EXTRACTED DATA:
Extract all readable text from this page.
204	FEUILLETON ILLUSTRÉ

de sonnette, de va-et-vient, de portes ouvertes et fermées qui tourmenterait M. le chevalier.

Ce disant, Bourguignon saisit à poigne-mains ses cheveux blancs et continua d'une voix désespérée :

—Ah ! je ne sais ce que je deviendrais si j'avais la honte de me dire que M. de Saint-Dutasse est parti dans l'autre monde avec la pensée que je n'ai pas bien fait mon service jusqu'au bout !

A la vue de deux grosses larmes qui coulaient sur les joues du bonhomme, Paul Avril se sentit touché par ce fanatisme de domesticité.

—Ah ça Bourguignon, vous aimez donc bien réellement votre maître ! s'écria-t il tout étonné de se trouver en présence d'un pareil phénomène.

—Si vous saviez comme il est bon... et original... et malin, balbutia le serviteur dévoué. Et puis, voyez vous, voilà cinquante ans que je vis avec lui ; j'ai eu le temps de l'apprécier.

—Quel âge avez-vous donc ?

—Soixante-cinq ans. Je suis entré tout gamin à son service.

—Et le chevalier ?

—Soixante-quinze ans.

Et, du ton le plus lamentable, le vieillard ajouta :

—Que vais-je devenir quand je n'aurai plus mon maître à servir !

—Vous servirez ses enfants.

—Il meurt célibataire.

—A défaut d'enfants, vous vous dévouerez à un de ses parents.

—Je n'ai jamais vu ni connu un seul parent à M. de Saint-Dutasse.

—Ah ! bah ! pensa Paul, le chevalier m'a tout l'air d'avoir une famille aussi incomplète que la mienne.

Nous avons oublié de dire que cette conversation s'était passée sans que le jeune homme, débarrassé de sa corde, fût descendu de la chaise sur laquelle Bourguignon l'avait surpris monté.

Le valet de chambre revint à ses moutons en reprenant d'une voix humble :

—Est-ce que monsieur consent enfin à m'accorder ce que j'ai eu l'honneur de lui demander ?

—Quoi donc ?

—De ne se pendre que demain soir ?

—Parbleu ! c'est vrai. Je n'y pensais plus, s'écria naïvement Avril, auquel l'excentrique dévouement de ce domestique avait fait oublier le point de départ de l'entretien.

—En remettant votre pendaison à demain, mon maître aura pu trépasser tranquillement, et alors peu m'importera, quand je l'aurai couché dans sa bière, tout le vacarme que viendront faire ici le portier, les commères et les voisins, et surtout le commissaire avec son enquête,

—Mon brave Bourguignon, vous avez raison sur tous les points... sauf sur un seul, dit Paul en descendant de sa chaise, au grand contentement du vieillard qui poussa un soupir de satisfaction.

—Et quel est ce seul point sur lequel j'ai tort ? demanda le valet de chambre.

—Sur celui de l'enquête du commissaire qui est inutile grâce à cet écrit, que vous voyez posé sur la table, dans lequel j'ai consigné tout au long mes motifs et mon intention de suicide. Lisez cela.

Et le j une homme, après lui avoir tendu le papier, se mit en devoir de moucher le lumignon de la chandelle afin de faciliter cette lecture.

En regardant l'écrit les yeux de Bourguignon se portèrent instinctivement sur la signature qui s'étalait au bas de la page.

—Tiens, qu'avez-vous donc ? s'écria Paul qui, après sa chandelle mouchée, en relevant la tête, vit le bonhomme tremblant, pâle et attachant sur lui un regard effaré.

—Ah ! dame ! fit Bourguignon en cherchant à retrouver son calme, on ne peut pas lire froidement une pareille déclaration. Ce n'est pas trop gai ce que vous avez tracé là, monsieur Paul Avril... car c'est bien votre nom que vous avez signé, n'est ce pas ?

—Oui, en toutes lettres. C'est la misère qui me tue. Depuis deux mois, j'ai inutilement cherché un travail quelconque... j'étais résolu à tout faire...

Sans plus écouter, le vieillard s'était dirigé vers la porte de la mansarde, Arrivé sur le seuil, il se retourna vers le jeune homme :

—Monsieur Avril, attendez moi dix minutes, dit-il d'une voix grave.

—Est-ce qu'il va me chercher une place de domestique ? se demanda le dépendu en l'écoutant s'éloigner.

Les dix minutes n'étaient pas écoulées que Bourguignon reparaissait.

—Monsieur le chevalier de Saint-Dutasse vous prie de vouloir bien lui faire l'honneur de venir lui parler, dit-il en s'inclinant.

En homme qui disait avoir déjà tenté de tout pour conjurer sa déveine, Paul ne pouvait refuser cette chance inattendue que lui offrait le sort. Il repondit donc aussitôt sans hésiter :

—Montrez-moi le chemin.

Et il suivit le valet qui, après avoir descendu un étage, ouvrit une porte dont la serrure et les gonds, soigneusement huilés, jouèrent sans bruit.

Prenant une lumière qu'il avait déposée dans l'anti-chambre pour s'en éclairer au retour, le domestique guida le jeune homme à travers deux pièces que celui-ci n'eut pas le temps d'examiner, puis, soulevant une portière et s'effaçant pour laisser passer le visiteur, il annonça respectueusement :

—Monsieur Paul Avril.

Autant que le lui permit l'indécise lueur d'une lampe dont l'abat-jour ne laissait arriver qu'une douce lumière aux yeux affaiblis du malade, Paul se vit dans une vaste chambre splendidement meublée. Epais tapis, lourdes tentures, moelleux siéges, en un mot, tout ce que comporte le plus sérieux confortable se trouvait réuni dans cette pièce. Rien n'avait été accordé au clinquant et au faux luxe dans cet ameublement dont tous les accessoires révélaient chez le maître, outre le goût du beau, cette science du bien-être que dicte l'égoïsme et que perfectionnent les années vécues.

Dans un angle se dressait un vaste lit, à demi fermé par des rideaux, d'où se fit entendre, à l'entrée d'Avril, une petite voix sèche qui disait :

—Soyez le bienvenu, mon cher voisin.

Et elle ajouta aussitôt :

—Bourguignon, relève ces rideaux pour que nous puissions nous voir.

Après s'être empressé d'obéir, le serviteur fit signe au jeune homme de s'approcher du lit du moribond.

REQUIREMENTS: Copy all the records above exactly, missing none.

WORKED SOLUTION:
Extract all readable text from this page.
204	FEUILLETON ILLUSTRÉ

de sonnette, de va-et-vient, de portes ouvertes et fermées qui tourmenterait M. le chevalier.

Ce disant, Bourguignon saisit à poigne-mains ses cheveux blancs et continua d'une voix désespérée :

—Ah ! je ne sais ce que je deviendrais si j'avais la honte de me dire que M. de Saint-Dutasse est parti dans l'autre monde avec la pensée que je n'ai pas bien fait mon service jusqu'au bout !

A la vue de deux grosses larmes qui coulaient sur les joues du bonhomme, Paul Avril se sentit touché par ce fanatisme de domesticité.

—Ah ça Bourguignon, vous aimez donc bien réellement votre maître ! s'écria-t il tout étonné de se trouver en présence d'un pareil phénomène.

—Si vous saviez comme il est bon... et original... et malin, balbutia le serviteur dévoué. Et puis, voyez vous, voilà cinquante ans que je vis avec lui ; j'ai eu le temps de l'apprécier.

—Quel âge avez-vous donc ?

—Soixante-cinq ans. Je suis entré tout gamin à son service.

—Et le chevalier ?

—Soixante-quinze ans.

Et, du ton le plus lamentable, le vieillard ajouta :

—Que vais-je devenir quand je n'aurai plus mon maître à servir !

—Vous servirez ses enfants.

—Il meurt célibataire.

—A défaut d'enfants, vous vous dévouerez à un de ses parents.

—Je n'ai jamais vu ni connu un seul parent à M. de Saint-Dutasse.

—Ah ! bah ! pensa Paul, le chevalier m'a tout l'air d'avoir une famille aussi incomplète que la mienne.

Nous avons oublié de dire que cette conversation s'était passée sans que le jeune homme, débarrassé de sa corde, fût descendu de la chaise sur laquelle Bourguignon l'avait surpris monté.

Le valet de chambre revint à ses moutons en reprenant d'une voix humble :

—Est-ce que monsieur consent enfin à m'accorder ce que j'ai eu l'honneur de lui demander ?

—Quoi donc ?

—De ne se pendre que demain soir ?

—Parbleu ! c'est vrai. Je n'y pensais plus, s'écria naïvement Avril, auquel l'excentrique dévouement de ce domestique avait fait oublier le point de départ de l'entretien.

—En remettant votre pendaison à demain, mon maître aura pu trépasser tranquillement, et alors peu m'importera, quand je l'aurai couché dans sa bière, tout le vacarme que viendront faire ici le portier, les commères et les voisins, et surtout le commissaire avec son enquête,

—Mon brave Bourguignon, vous avez raison sur tous les points... sauf sur un seul, dit Paul en descendant de sa chaise, au grand contentement du vieillard qui poussa un soupir de satisfaction.

—Et quel est ce seul point sur lequel j'ai tort ? demanda le valet de chambre.

—Sur celui de l'enquête du commissaire qui est inutile grâce à cet écrit, que vous voyez posé sur la table, dans lequel j'ai consigné tout au long mes motifs et mon intention de suicide. Lisez cela.

Et le j une homme, après lui avoir tendu le papier, se mit en devoir de moucher le lumignon de la chandelle afin de faciliter cette lecture.

En regardant l'écrit les yeux de Bourguignon se portèrent instinctivement sur la signature qui s'étalait au bas de la page.

—Tiens, qu'avez-vous donc ? s'écria Paul qui, après sa chandelle mouchée, en relevant la tête, vit le bonhomme tremblant, pâle et attachant sur lui un regard effaré.

—Ah ! dame ! fit Bourguignon en cherchant à retrouver son calme, on ne peut pas lire froidement une pareille déclaration. Ce n'est pas trop gai ce que vous avez tracé là, monsieur Paul Avril... car c'est bien votre nom que vous avez signé, n'est ce pas ?

—Oui, en toutes lettres. C'est la misère qui me tue. Depuis deux mois, j'ai inutilement cherché un travail quelconque... j'étais résolu à tout faire...

Sans plus écouter, le vieillard s'était dirigé vers la porte de la mansarde, Arrivé sur le seuil, il se retourna vers le jeune homme :

—Monsieur Avril, attendez moi dix minutes, dit-il d'une voix grave.

—Est-ce qu'il va me chercher une place de domestique ? se demanda le dépendu en l'écoutant s'éloigner.

Les dix minutes n'étaient pas écoulées que Bourguignon reparaissait.

—Monsieur le chevalier de Saint-Dutasse vous prie de vouloir bien lui faire l'honneur de venir lui parler, dit-il en s'inclinant.

En homme qui disait avoir déjà tenté de tout pour conjurer sa déveine, Paul ne pouvait refuser cette chance inattendue que lui offrait le sort. Il repondit donc aussitôt sans hésiter :

—Montrez-moi le chemin.

Et il suivit le valet qui, après avoir descendu un étage, ouvrit une porte dont la serrure et les gonds, soigneusement huilés, jouèrent sans bruit.

Prenant une lumière qu'il avait déposée dans l'anti-chambre pour s'en éclairer au retour, le domestique guida le jeune homme à travers deux pièces que celui-ci n'eut pas le temps d'examiner, puis, soulevant une portière et s'effaçant pour laisser passer le visiteur, il annonça respectueusement :

—Monsieur Paul Avril.

Autant que le lui permit l'indécise lueur d'une lampe dont l'abat-jour ne laissait arriver qu'une douce lumière aux yeux affaiblis du malade, Paul se vit dans une vaste chambre splendidement meublée. Epais tapis, lourdes tentures, moelleux siéges, en un mot, tout ce que comporte le plus sérieux confortable se trouvait réuni dans cette pièce. Rien n'avait été accordé au clinquant et au faux luxe dans cet ameublement dont tous les accessoires révélaient chez le maître, outre le goût du beau, cette science du bien-être que dicte l'égoïsme et que perfectionnent les années vécues.

Dans un angle se dressait un vaste lit, à demi fermé par des rideaux, d'où se fit entendre, à l'entrée d'Avril, une petite voix sèche qui disait :

—Soyez le bienvenu, mon cher voisin.

Et elle ajouta aussitôt :

—Bourguignon, relève ces rideaux pour que nous puissions nous voir.

Après s'être empressé d'obéir, le serviteur fit signe au jeune homme de s'approcher du lit du moribond.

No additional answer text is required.